Find how many lines of the listing below include the word "healthier", then report the number by itself.

## Start Data extract

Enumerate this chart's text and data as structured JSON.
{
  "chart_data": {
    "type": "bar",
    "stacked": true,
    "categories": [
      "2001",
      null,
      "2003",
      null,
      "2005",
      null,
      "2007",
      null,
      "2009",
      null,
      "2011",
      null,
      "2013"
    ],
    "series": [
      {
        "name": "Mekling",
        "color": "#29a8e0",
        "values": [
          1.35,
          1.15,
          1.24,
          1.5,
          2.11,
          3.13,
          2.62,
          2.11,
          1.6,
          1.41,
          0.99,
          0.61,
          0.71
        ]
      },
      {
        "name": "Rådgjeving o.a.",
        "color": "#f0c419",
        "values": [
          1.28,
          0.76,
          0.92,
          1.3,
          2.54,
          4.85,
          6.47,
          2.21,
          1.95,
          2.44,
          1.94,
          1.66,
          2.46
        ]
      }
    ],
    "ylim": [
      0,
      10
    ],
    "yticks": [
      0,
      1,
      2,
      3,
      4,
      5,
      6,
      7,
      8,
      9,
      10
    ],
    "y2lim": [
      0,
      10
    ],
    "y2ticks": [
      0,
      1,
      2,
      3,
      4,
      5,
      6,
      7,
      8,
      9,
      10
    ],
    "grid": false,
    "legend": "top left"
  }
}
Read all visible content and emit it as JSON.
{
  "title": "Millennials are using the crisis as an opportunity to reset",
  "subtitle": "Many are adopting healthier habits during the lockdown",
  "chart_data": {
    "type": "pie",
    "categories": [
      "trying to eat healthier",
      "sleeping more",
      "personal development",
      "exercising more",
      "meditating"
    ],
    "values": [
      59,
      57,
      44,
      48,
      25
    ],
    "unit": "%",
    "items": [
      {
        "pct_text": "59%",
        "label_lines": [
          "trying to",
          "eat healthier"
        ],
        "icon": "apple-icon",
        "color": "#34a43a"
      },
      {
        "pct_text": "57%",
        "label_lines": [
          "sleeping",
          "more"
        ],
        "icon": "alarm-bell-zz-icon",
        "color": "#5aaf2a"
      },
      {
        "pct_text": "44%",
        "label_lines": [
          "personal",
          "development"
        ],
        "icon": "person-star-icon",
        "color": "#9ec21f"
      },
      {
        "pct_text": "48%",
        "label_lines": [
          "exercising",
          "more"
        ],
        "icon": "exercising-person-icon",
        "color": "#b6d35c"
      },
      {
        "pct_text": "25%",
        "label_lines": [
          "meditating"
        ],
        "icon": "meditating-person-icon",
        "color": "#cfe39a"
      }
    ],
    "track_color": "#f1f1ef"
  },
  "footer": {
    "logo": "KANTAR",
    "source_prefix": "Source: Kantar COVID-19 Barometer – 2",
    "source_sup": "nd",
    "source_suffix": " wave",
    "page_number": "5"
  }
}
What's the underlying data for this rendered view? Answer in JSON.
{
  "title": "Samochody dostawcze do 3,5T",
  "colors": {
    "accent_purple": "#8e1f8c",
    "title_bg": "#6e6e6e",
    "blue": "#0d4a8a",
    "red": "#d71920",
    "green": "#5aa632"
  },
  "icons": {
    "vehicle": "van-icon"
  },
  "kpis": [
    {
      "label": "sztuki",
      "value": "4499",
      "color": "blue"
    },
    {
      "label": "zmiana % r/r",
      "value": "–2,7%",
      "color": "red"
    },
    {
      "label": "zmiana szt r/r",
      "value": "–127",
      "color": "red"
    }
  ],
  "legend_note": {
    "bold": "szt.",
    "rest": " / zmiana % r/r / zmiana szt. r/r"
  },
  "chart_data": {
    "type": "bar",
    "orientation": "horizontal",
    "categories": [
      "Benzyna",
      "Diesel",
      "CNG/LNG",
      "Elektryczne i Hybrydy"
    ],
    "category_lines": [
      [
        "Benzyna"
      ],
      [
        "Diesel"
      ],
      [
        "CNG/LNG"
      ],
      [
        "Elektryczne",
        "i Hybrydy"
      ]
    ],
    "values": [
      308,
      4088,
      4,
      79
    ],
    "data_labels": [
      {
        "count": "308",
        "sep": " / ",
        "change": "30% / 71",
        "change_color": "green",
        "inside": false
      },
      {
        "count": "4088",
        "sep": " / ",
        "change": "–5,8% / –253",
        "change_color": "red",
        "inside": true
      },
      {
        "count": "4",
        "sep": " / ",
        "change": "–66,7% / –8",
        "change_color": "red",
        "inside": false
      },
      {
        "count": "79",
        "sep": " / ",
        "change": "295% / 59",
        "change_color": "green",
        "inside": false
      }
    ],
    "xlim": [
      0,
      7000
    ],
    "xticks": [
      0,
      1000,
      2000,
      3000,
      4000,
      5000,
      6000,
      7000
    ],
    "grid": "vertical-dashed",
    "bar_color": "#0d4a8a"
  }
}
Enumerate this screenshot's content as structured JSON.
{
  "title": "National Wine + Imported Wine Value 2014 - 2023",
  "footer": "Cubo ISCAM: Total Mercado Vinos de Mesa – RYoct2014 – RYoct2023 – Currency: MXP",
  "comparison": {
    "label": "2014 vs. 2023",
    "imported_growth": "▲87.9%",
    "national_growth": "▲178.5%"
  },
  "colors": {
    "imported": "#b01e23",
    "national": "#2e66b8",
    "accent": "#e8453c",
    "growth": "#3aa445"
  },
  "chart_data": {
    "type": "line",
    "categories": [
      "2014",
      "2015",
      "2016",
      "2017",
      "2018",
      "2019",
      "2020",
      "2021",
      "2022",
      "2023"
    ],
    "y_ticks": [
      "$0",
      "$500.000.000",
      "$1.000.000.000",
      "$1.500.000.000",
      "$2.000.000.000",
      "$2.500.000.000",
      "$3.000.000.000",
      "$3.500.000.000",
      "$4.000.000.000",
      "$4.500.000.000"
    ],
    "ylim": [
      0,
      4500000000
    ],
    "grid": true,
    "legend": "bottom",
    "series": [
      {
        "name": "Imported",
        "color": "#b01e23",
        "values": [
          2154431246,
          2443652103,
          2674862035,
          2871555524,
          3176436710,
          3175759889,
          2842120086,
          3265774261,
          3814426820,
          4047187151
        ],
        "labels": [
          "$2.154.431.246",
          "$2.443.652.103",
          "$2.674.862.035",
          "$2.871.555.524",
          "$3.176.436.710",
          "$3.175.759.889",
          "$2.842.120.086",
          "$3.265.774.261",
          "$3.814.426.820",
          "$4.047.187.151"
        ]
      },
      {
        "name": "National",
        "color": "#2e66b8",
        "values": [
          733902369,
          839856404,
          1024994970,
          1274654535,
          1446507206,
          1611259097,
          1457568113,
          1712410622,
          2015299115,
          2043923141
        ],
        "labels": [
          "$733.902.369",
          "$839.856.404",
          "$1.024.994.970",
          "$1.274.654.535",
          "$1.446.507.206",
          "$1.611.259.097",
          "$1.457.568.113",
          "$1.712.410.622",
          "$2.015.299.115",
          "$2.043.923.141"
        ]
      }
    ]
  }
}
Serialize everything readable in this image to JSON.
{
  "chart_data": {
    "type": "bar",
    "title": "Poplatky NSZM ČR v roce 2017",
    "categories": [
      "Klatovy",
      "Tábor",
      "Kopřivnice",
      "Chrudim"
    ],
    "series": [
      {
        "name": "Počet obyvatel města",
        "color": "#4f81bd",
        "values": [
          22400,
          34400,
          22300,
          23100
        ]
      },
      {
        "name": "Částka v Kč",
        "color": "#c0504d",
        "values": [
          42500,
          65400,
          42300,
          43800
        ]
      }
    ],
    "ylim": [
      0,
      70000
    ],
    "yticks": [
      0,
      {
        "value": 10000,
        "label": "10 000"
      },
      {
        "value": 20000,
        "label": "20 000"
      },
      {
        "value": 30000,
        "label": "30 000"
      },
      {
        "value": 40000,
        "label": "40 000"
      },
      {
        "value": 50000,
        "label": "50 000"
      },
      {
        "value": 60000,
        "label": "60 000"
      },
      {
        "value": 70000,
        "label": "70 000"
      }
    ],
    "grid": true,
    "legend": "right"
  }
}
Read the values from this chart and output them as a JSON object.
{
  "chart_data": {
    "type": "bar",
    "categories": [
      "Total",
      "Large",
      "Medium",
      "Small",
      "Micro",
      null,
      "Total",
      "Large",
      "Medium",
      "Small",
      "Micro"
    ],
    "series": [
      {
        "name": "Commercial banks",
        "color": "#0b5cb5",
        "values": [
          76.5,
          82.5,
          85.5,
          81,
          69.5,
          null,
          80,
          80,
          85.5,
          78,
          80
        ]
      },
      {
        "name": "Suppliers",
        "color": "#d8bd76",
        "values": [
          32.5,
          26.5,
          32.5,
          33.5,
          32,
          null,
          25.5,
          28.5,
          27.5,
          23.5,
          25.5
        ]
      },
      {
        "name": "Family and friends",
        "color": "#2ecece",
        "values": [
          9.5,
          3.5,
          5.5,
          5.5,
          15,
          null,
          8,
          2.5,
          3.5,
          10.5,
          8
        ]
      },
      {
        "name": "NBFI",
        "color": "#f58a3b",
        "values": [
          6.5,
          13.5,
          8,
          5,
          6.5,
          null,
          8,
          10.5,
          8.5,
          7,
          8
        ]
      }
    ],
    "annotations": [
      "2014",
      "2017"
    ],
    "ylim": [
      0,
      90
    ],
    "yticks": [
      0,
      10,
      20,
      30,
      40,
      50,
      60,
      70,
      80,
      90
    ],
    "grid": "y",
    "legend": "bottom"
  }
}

## End Data extract

### Written answer
3